#### [Entries supplied]
=====

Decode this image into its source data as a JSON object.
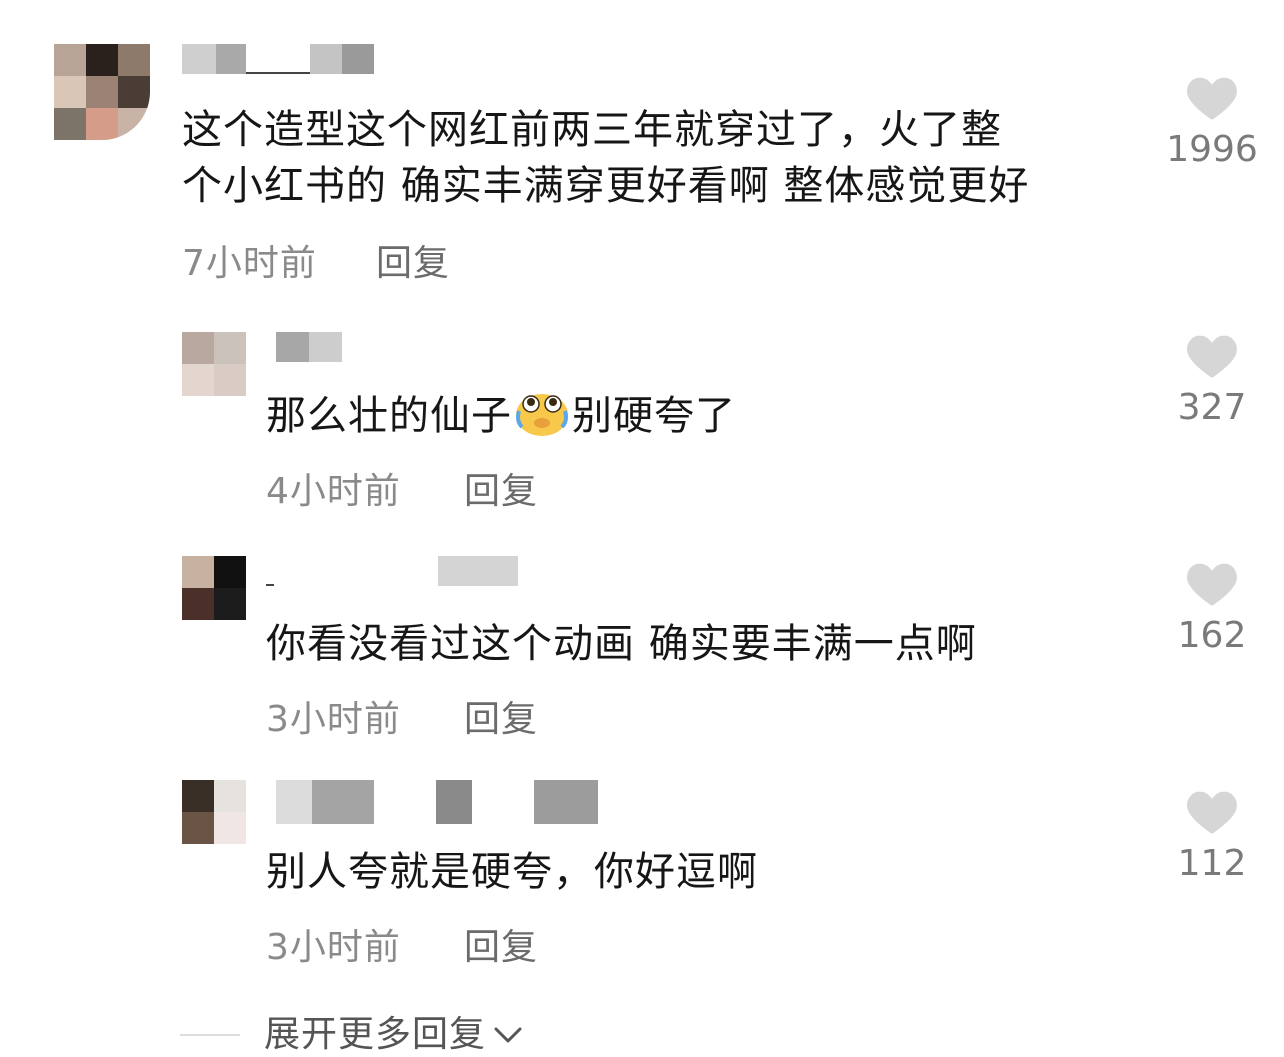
{
  "comments": [
    {
      "content": "这个造型这个网红前两三年就穿过了，火了整",
      "content_line2": "个小红书的 确实丰满穿更好看啊 整体感觉更好",
      "time": "7小时前",
      "reply_label": "回复",
      "likes": "1996"
    },
    {
      "content_before": "那么壮的仙子",
      "emoji": "crying-laughing-emoji",
      "content_after": "别硬夸了",
      "time": "4小时前",
      "reply_label": "回复",
      "likes": "327"
    },
    {
      "content": "你看没看过这个动画 确实要丰满一点啊",
      "time": "3小时前",
      "reply_label": "回复",
      "likes": "162"
    },
    {
      "content": "别人夸就是硬夸，你好逗啊",
      "time": "3小时前",
      "reply_label": "回复",
      "likes": "112"
    }
  ],
  "expand_more": "展开更多回复",
  "colors": {
    "text": "#161616",
    "meta": "#8a8a8a",
    "heart": "#d6d6d6"
  }
}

=====

#### [What you need to do]
Write out the material above again, word for word, minus its pictures.

#### [Right answer]
Decode this image into its source data as a JSON object.
{
  "comments": [
    {
      "content": "这个造型这个网红前两三年就穿过了，火了整",
      "content_line2": "个小红书的 确实丰满穿更好看啊 整体感觉更好",
      "time": "7小时前",
      "reply_label": "回复",
      "likes": "1996"
    },
    {
      "content_before": "那么壮的仙子",
      "emoji": "crying-laughing-emoji",
      "content_after": "别硬夸了",
      "time": "4小时前",
      "reply_label": "回复",
      "likes": "327"
    },
    {
      "content": "你看没看过这个动画 确实要丰满一点啊",
      "time": "3小时前",
      "reply_label": "回复",
      "likes": "162"
    },
    {
      "content": "别人夸就是硬夸，你好逗啊",
      "time": "3小时前",
      "reply_label": "回复",
      "likes": "112"
    }
  ],
  "expand_more": "展开更多回复",
  "colors": {
    "text": "#161616",
    "meta": "#8a8a8a",
    "heart": "#d6d6d6"
  }
}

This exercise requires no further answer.